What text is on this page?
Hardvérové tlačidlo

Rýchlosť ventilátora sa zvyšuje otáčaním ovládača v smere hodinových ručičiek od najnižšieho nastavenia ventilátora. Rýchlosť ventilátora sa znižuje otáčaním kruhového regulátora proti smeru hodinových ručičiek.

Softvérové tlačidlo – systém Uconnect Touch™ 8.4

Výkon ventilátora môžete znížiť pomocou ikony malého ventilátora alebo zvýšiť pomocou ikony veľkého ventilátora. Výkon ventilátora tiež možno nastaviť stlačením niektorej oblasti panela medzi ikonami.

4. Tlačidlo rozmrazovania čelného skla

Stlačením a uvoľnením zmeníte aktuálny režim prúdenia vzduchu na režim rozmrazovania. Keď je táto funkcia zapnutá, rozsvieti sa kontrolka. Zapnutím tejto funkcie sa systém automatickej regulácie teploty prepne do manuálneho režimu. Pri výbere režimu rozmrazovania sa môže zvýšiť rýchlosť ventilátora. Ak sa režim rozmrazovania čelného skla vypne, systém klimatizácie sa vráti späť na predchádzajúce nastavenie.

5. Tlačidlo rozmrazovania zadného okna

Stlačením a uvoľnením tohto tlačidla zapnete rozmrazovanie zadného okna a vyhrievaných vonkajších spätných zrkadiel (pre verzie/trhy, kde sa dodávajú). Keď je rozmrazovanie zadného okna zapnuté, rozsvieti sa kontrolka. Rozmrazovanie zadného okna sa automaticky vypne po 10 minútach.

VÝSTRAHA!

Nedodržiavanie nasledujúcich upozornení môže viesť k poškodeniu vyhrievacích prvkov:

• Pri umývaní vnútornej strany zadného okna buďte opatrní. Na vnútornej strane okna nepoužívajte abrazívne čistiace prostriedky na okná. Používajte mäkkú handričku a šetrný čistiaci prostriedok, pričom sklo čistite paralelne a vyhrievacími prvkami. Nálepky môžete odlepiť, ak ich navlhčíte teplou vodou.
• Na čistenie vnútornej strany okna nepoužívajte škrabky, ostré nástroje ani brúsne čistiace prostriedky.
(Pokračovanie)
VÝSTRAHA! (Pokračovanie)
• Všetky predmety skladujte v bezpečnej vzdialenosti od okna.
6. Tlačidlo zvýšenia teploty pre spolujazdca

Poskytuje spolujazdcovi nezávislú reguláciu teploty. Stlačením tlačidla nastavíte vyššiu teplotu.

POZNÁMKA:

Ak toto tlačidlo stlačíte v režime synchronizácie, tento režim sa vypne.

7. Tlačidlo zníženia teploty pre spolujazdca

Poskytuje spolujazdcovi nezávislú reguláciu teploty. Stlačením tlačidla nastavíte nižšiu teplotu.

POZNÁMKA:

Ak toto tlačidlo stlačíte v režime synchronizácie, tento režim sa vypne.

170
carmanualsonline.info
··········
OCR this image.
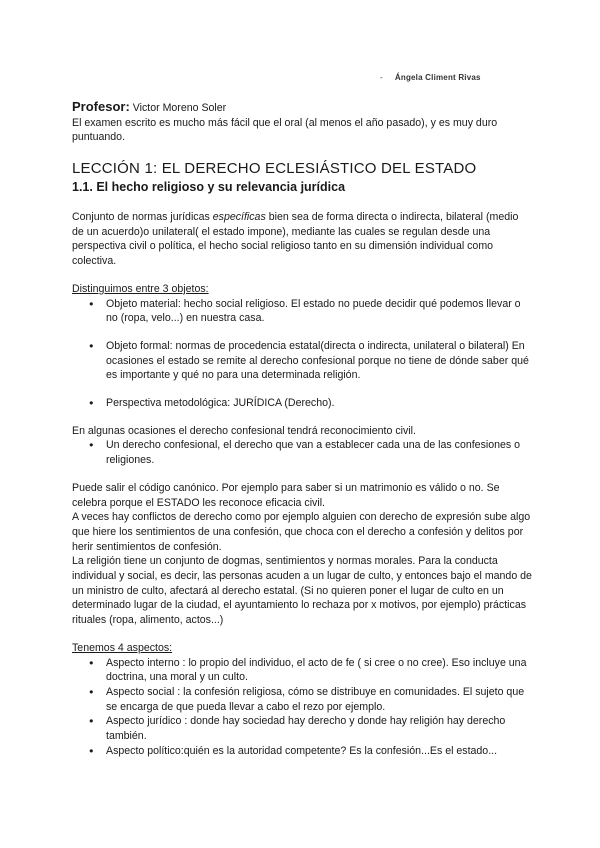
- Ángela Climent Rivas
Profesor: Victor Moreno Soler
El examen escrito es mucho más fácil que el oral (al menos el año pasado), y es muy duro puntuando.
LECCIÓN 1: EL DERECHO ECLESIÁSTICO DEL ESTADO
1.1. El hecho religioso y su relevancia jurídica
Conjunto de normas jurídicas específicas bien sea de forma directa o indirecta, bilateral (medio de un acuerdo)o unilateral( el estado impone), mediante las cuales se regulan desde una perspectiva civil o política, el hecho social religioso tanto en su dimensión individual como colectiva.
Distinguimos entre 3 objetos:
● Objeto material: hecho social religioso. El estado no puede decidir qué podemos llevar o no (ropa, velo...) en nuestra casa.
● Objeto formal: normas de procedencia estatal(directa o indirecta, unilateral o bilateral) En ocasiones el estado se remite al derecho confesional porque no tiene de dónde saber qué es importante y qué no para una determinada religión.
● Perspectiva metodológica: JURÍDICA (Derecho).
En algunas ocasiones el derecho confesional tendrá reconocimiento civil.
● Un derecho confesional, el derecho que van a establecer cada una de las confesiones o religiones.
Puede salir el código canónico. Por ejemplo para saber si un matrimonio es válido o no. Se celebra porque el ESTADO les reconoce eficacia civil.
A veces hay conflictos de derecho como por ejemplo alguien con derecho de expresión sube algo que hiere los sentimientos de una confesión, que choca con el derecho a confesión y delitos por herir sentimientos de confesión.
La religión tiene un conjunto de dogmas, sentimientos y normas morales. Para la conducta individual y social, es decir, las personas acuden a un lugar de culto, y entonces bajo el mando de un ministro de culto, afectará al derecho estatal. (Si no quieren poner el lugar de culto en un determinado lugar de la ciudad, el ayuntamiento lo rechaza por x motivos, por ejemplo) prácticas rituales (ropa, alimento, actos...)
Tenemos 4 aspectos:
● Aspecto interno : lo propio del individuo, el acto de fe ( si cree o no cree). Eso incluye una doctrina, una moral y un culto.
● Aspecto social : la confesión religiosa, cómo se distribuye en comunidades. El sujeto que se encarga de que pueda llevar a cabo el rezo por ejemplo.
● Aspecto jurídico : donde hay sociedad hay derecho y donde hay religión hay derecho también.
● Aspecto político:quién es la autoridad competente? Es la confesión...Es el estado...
··········
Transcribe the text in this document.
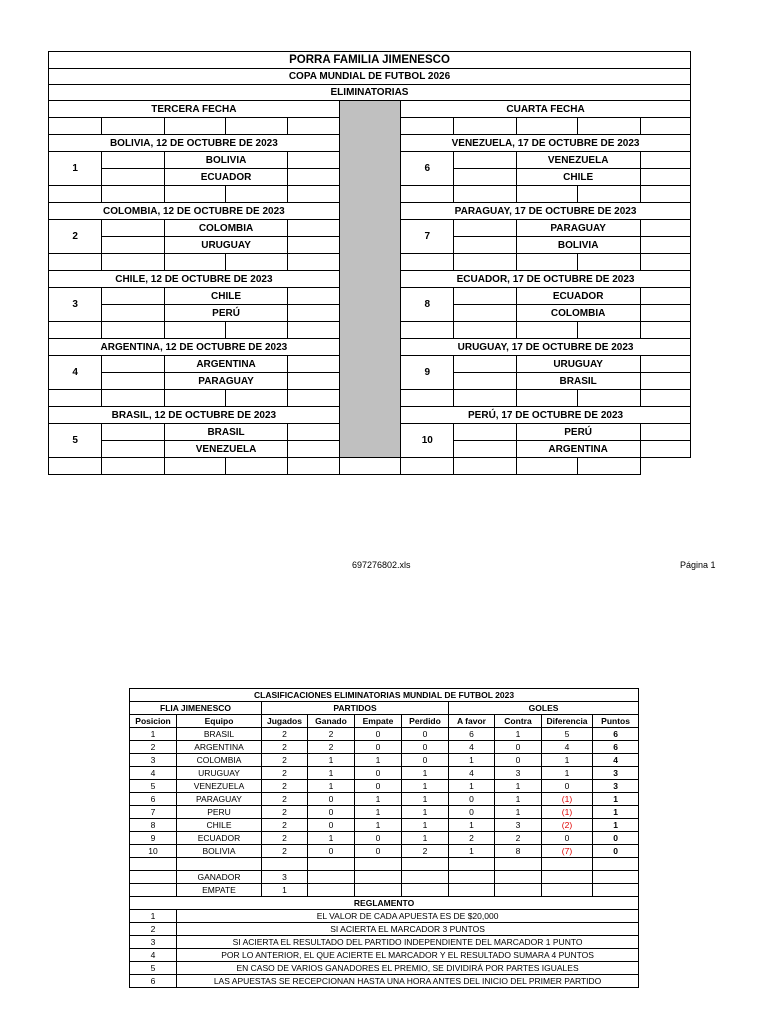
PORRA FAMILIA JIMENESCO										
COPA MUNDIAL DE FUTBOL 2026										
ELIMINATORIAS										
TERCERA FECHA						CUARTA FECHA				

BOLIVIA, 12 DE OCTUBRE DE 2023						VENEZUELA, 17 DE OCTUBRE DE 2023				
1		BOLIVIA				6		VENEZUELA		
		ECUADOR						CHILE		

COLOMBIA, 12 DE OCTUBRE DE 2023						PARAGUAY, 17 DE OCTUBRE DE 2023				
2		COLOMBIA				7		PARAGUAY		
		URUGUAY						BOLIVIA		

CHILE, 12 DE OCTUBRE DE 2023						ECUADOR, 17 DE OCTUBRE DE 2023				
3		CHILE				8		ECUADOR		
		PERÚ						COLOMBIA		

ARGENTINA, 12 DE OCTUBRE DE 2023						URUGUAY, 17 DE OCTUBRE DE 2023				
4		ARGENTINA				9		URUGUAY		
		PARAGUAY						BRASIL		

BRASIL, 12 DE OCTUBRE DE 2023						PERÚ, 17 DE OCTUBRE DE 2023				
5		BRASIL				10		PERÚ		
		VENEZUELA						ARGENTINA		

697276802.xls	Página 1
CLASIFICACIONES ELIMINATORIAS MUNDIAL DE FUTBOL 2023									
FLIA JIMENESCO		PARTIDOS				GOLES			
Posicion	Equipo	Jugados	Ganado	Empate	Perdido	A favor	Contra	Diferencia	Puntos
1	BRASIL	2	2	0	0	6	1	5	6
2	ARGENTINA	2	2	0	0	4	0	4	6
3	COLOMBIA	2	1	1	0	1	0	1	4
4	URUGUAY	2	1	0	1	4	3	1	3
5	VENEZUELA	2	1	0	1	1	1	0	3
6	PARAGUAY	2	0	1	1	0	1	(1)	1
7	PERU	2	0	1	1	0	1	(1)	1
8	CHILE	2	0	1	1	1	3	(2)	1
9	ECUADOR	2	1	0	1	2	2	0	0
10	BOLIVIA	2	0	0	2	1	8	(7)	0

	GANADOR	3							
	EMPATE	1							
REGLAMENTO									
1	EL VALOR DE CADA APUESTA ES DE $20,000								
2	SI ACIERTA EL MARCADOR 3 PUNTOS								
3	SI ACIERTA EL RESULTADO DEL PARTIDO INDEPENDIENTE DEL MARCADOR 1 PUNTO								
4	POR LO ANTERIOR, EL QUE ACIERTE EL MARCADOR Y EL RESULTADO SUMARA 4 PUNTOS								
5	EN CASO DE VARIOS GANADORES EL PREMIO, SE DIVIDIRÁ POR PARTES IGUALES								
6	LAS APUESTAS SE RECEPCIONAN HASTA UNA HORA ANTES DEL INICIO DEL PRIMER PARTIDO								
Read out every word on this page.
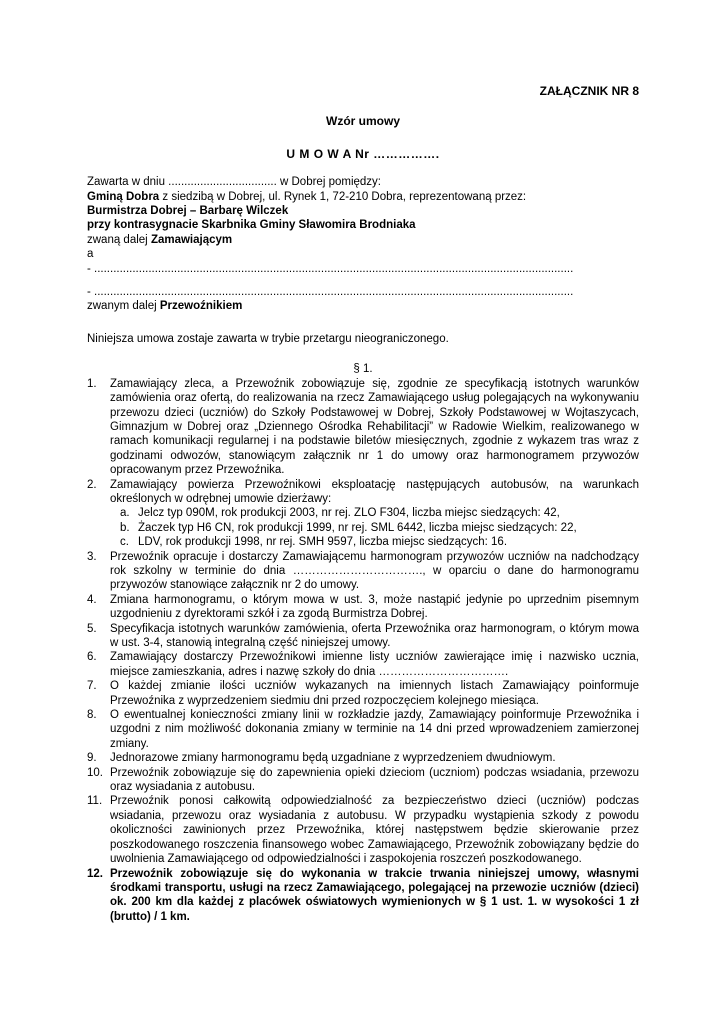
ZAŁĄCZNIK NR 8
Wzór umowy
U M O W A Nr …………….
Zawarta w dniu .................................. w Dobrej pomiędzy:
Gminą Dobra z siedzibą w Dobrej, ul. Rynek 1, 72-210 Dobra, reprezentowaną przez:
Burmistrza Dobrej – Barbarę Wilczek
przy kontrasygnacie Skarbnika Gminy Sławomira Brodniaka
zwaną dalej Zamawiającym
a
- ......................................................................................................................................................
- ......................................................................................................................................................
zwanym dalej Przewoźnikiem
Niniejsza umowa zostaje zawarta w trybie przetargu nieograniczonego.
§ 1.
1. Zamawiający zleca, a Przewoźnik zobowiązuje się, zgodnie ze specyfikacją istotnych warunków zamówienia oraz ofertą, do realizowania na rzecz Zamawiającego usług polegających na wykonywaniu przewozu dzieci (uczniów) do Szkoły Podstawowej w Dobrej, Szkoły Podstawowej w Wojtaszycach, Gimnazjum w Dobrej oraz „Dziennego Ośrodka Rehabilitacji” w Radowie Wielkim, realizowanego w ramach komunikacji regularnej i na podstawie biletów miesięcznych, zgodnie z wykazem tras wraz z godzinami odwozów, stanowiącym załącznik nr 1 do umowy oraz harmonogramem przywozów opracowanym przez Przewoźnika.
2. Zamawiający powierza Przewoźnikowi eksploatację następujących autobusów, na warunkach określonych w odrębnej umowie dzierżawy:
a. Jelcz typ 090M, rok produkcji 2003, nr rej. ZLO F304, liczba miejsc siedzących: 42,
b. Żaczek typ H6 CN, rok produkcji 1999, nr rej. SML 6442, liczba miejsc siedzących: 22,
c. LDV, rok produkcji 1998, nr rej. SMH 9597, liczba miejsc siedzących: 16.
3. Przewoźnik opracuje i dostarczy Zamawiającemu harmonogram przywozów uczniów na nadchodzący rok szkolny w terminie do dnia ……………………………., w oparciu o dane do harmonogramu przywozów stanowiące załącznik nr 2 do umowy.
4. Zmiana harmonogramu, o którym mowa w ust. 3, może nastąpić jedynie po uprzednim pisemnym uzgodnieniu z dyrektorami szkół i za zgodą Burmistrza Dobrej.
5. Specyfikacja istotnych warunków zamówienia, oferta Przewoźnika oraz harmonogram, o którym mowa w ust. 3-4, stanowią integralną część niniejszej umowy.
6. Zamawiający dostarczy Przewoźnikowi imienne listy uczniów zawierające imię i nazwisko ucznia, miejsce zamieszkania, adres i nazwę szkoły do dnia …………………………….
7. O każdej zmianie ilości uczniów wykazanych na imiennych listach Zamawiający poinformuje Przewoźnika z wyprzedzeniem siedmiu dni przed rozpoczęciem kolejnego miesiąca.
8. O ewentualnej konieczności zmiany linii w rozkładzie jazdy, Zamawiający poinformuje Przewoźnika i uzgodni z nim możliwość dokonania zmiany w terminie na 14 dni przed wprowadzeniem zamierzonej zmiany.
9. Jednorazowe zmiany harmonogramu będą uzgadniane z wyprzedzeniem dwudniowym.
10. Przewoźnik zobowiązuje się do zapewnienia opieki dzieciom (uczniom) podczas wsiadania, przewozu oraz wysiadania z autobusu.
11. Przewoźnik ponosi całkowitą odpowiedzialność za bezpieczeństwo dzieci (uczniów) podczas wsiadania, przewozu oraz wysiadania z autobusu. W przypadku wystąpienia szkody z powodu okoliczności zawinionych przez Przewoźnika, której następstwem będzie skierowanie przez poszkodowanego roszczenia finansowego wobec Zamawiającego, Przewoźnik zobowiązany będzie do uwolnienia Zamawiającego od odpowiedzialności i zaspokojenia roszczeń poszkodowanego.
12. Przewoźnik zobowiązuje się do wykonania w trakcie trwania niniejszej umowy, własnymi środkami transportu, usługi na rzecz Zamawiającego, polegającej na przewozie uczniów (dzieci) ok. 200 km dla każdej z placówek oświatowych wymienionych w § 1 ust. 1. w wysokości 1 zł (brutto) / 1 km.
··········
- _Exercise prompt_:
Using the records above, pull out each line where the word "systém" occurs.

- _Task answer_:
Softvérové tlačidlo – systém Uconnect Touch™ 8.4
Stlačením a uvoľnením zmeníte aktuálny režim prúdenia vzduchu na režim rozmrazovania. Keď je táto funkcia zapnutá, rozsvieti sa kontrolka. Zapnutím tejto funkcie sa systém automatickej regulácie teploty prepne do manuálneho režimu. Pri výbere režimu rozmrazovania sa môže zvýšiť rýchlosť ventilátora. Ak sa režim rozmrazovania čelného skla vypne, systém klimatizácie sa vráti späť na predchádzajúce nastavenie.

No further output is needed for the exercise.